**AIM OF THE TASK**
Pick out every line that holds the string "cube" and copy it.

[Data records]
- - - - -

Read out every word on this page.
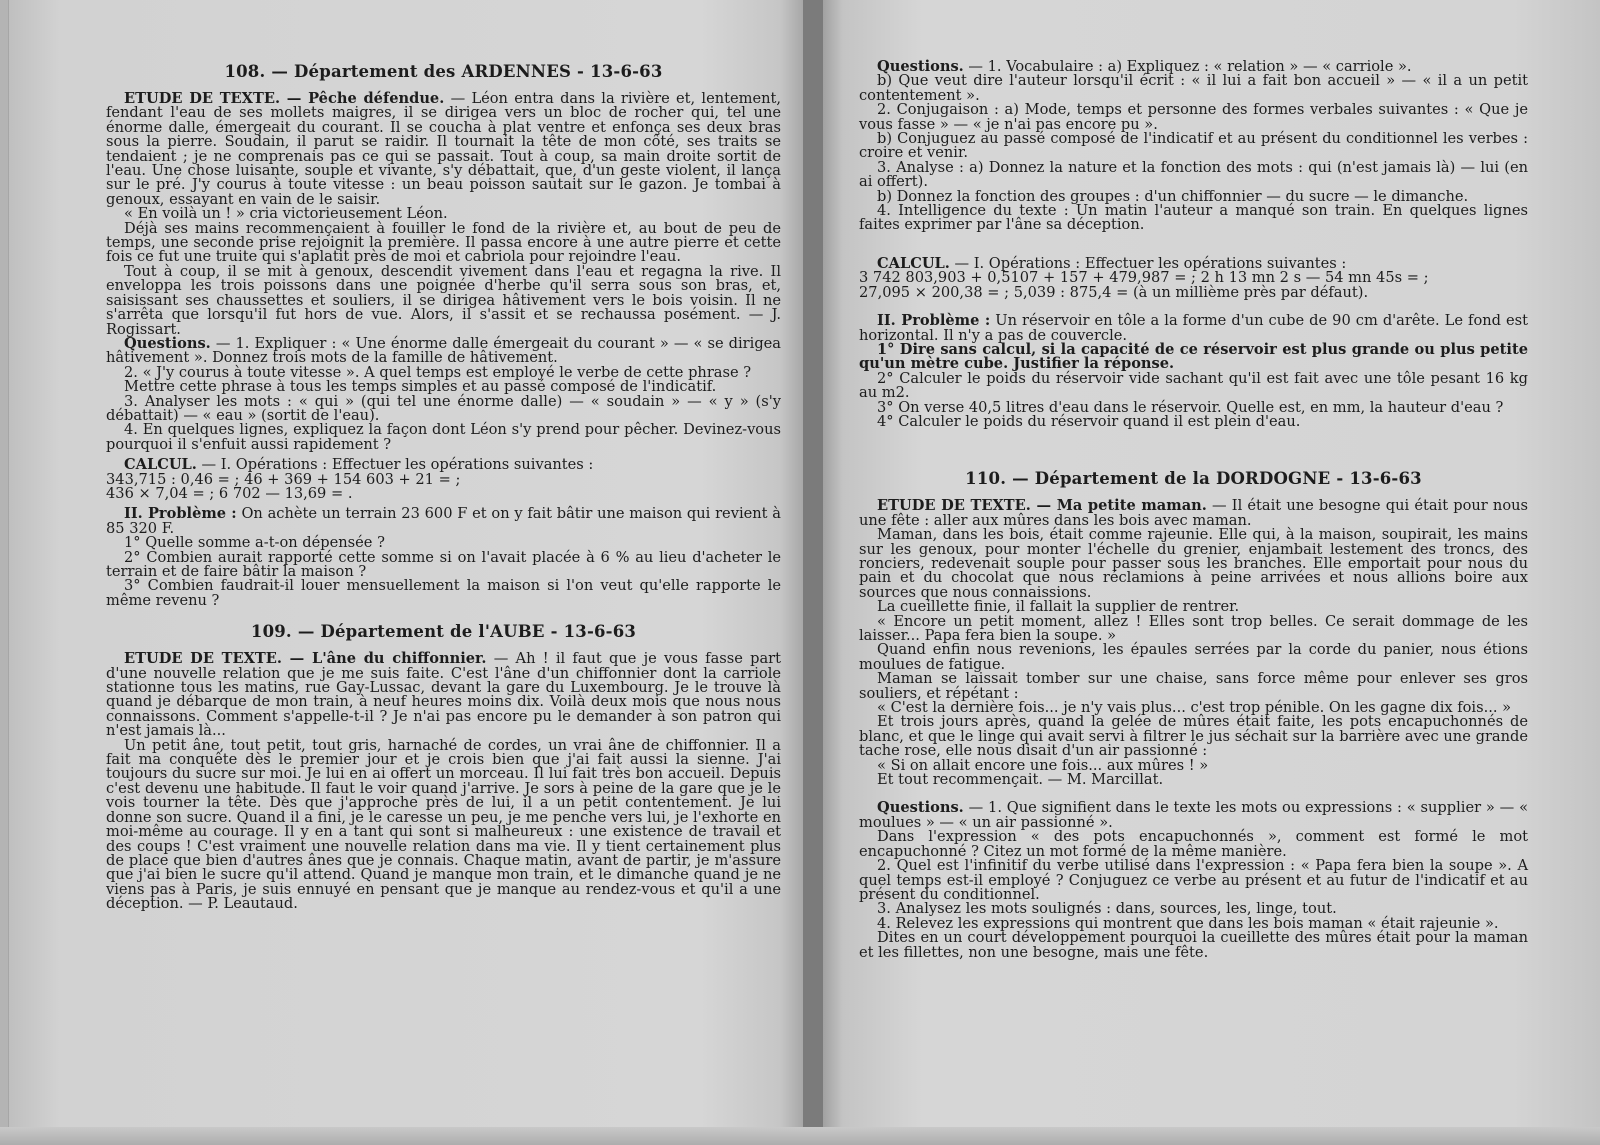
108. — Département des ARDENNES - 13-6-63

ETUDE DE TEXTE. — Pêche défendue. — Léon entra dans la rivière et, lentement, fendant l'eau de ses mollets maigres, il se dirigea vers un bloc de rocher qui, tel une énorme dalle, émergeait du courant. Il se coucha à plat ventre et enfonça ses deux bras sous la pierre. Soudain, il parut se raidir. Il tournait la tête de mon côté, ses traits se tendaient ; je ne comprenais pas ce qui se passait. Tout à coup, sa main droite sortit de l'eau. Une chose luisante, souple et vivante, s'y débattait, que, d'un geste violent, il lança sur le pré. J'y courus à toute vitesse : un beau poisson sautait sur le gazon. Je tombai à genoux, essayant en vain de le saisir.

« En voilà un ! » cria victorieusement Léon.

Déjà ses mains recommençaient à fouiller le fond de la rivière et, au bout de peu de temps, une seconde prise rejoignit la première. Il passa encore à une autre pierre et cette fois ce fut une truite qui s'aplatit près de moi et cabriola pour rejoindre l'eau.

Tout à coup, il se mit à genoux, descendit vivement dans l'eau et regagna la rive. Il enveloppa les trois poissons dans une poignée d'herbe qu'il serra sous son bras, et, saisissant ses chaussettes et souliers, il se dirigea hâtivement vers le bois voisin. Il ne s'arrêta que lorsqu'il fut hors de vue. Alors, il s'assit et se rechaussa posément. — J. Rogissart.

Questions. — 1. Expliquer : « Une énorme dalle émergeait du courant » — « se dirigea hâtivement ». Donnez trois mots de la famille de hâtivement.

2. « J'y courus à toute vitesse ». A quel temps est employé le verbe de cette phrase ?

Mettre cette phrase à tous les temps simples et au passé composé de l'indicatif.

3. Analyser les mots : « qui » (qui tel une énorme dalle) — « soudain » — « y » (s'y débattait) — « eau » (sortit de l'eau).

4. En quelques lignes, expliquez la façon dont Léon s'y prend pour pêcher. Devinez-vous pourquoi il s'enfuit aussi rapidement ?

CALCUL. — I. Opérations : Effectuer les opérations suivantes :

343,715 : 0,46 = ; 46 + 369 + 154 603 + 21 = ;

436 × 7,04 = ; 6 702 — 13,69 = .

II. Problème : On achète un terrain 23 600 F et on y fait bâtir une maison qui revient à 85 320 F.

1° Quelle somme a-t-on dépensée ?

2° Combien aurait rapporté cette somme si on l'avait placée à 6 % au lieu d'acheter le terrain et de faire bâtir la maison ?

3° Combien faudrait-il louer mensuellement la maison si l'on veut qu'elle rapporte le même revenu ?

109. — Département de l'AUBE - 13-6-63

ETUDE DE TEXTE. — L'âne du chiffonnier. — Ah ! il faut que je vous fasse part d'une nouvelle relation que je me suis faite. C'est l'âne d'un chiffonnier dont la carriole stationne tous les matins, rue Gay-Lussac, devant la gare du Luxembourg. Je le trouve là quand je débarque de mon train, à neuf heures moins dix. Voilà deux mois que nous nous connaissons. Comment s'appelle-t-il ? Je n'ai pas encore pu le demander à son patron qui n'est jamais là...

Un petit âne, tout petit, tout gris, harnaché de cordes, un vrai âne de chiffonnier. Il a fait ma conquête dès le premier jour et je crois bien que j'ai fait aussi la sienne. J'ai toujours du sucre sur moi. Je lui en ai offert un morceau. Il lui fait très bon accueil. Depuis c'est devenu une habitude. Il faut le voir quand j'arrive. Je sors à peine de la gare que je le vois tourner la tête. Dès que j'approche près de lui, il a un petit contentement. Je lui donne son sucre. Quand il a fini, je le caresse un peu, je me penche vers lui, je l'exhorte en moi-même au courage. Il y en a tant qui sont si malheureux : une existence de travail et des coups ! C'est vraiment une nouvelle relation dans ma vie. Il y tient certainement plus de place que bien d'autres ânes que je connais. Chaque matin, avant de partir, je m'assure que j'ai bien le sucre qu'il attend. Quand je manque mon train, et le dimanche quand je ne viens pas à Paris, je suis ennuyé en pensant que je manque au rendez-vous et qu'il a une déception. — P. Leautaud.

Questions. — 1. Vocabulaire : a) Expliquez : « relation » — « carriole ».

b) Que veut dire l'auteur lorsqu'il écrit : « il lui a fait bon accueil » — « il a un petit contentement ».

2. Conjugaison : a) Mode, temps et personne des formes verbales suivantes : « Que je vous fasse » — « je n'ai pas encore pu ».

b) Conjuguez au passé composé de l'indicatif et au présent du conditionnel les verbes : croire et venir.

3. Analyse : a) Donnez la nature et la fonction des mots : qui (n'est jamais là) — lui (en ai offert).

b) Donnez la fonction des groupes : d'un chiffonnier — du sucre — le dimanche.

4. Intelligence du texte : Un matin l'auteur a manqué son train. En quelques lignes faites exprimer par l'âne sa déception.

CALCUL. — I. Opérations : Effectuer les opérations suivantes :

3 742 803,903 + 0,5107 + 157 + 479,987 = ; 2 h 13 mn 2 s — 54 mn 45s = ;

27,095 × 200,38 = ; 5,039 : 875,4 = (à un millième près par défaut).

II. Problème : Un réservoir en tôle a la forme d'un cube de 90 cm d'arête. Le fond est horizontal. Il n'y a pas de couvercle.

1° Dire sans calcul, si la capacité de ce réservoir est plus grande ou plus petite qu'un mètre cube. Justifier la réponse.

2° Calculer le poids du réservoir vide sachant qu'il est fait avec une tôle pesant 16 kg au m2.

3° On verse 40,5 litres d'eau dans le réservoir. Quelle est, en mm, la hauteur d'eau ?

4° Calculer le poids du réservoir quand il est plein d'eau.

110. — Département de la DORDOGNE - 13-6-63

ETUDE DE TEXTE. — Ma petite maman. — Il était une besogne qui était pour nous une fête : aller aux mûres dans les bois avec maman.

Maman, dans les bois, était comme rajeunie. Elle qui, à la maison, soupirait, les mains sur les genoux, pour monter l'échelle du grenier, enjambait lestement des troncs, des ronciers, redevenait souple pour passer sous les branches. Elle emportait pour nous du pain et du chocolat que nous réclamions à peine arrivées et nous allions boire aux sources que nous connaissions.

La cueillette finie, il fallait la supplier de rentrer.

« Encore un petit moment, allez ! Elles sont trop belles. Ce serait dommage de les laisser... Papa fera bien la soupe. »

Quand enfin nous revenions, les épaules serrées par la corde du panier, nous étions moulues de fatigue.

Maman se laissait tomber sur une chaise, sans force même pour enlever ses gros souliers, et répétant :

« C'est la dernière fois... je n'y vais plus... c'est trop pénible. On les gagne dix fois... »

Et trois jours après, quand la gelée de mûres était faite, les pots encapuchonnés de blanc, et que le linge qui avait servi à filtrer le jus séchait sur la barrière avec une grande tache rose, elle nous disait d'un air passionné :

« Si on allait encore une fois... aux mûres ! »

Et tout recommençait. — M. Marcillat.

Questions. — 1. Que signifient dans le texte les mots ou expressions : « supplier » — « moulues » — « un air passionné ».

Dans l'expression « des pots encapuchonnés », comment est formé le mot encapuchonné ? Citez un mot formé de la même manière.

2. Quel est l'infinitif du verbe utilisé dans l'expression : « Papa fera bien la soupe ». A quel temps est-il employé ? Conjuguez ce verbe au présent et au futur de l'indicatif et au présent du conditionnel.

3. Analysez les mots soulignés : dans, sources, les, linge, tout.

4. Relevez les expressions qui montrent que dans les bois maman « était rajeunie ».

Dites en un court développement pourquoi la cueillette des mûres était pour la maman et les fillettes, non une besogne, mais une fête.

- - - - -

**REPLY**
II. Problème : Un réservoir en tôle a la forme d'un cube de 90 cm d'arête. Le fond est horizontal. Il n'y a pas de couvercle.
1° Dire sans calcul, si la capacité de ce réservoir est plus grande ou plus petite qu'un mètre cube. Justifier la réponse.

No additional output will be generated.